### WHAT IS REQUIRED:
Reproduce verbatim the items from the start of the records through the line containing "overlap-formula-prefix: 1 - (2n+1)", both ends included, and output only those.

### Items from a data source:
━━━━━━━━━━━━━━━━━━━━

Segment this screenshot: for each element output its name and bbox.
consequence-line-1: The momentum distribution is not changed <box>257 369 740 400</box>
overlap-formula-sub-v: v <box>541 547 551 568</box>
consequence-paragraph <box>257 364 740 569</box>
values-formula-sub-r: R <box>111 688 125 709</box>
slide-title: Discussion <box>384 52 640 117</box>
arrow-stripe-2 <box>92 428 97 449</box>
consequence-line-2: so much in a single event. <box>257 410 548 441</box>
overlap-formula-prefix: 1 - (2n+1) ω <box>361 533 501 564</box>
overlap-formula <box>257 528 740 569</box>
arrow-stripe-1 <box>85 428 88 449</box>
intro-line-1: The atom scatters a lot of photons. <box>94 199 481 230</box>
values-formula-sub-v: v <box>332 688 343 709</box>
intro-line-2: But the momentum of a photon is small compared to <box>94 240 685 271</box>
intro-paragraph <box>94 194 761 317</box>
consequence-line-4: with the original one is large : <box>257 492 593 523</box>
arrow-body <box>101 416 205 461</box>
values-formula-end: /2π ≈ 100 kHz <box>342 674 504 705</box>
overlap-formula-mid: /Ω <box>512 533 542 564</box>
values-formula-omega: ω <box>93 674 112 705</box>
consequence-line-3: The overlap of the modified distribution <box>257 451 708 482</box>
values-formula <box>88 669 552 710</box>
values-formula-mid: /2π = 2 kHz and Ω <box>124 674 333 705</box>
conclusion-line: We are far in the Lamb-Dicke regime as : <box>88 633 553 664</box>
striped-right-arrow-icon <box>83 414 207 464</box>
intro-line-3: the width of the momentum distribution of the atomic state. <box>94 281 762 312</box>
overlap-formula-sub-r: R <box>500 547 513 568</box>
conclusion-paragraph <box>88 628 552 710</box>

━━━━━━━━━━━━━━━━━━━━

### REPLY:
Segment this screenshot: for each element output its name and bbox.
consequence-line-1: The momentum distribution is not changed <box>257 369 740 400</box>
overlap-formula-sub-v: v <box>541 547 551 568</box>
consequence-paragraph <box>257 364 740 569</box>
values-formula-sub-r: R <box>111 688 125 709</box>
slide-title: Discussion <box>384 52 640 117</box>
arrow-stripe-2 <box>92 428 97 449</box>
consequence-line-2: so much in a single event. <box>257 410 548 441</box>
overlap-formula-prefix: 1 - (2n+1) ω <box>361 533 501 564</box>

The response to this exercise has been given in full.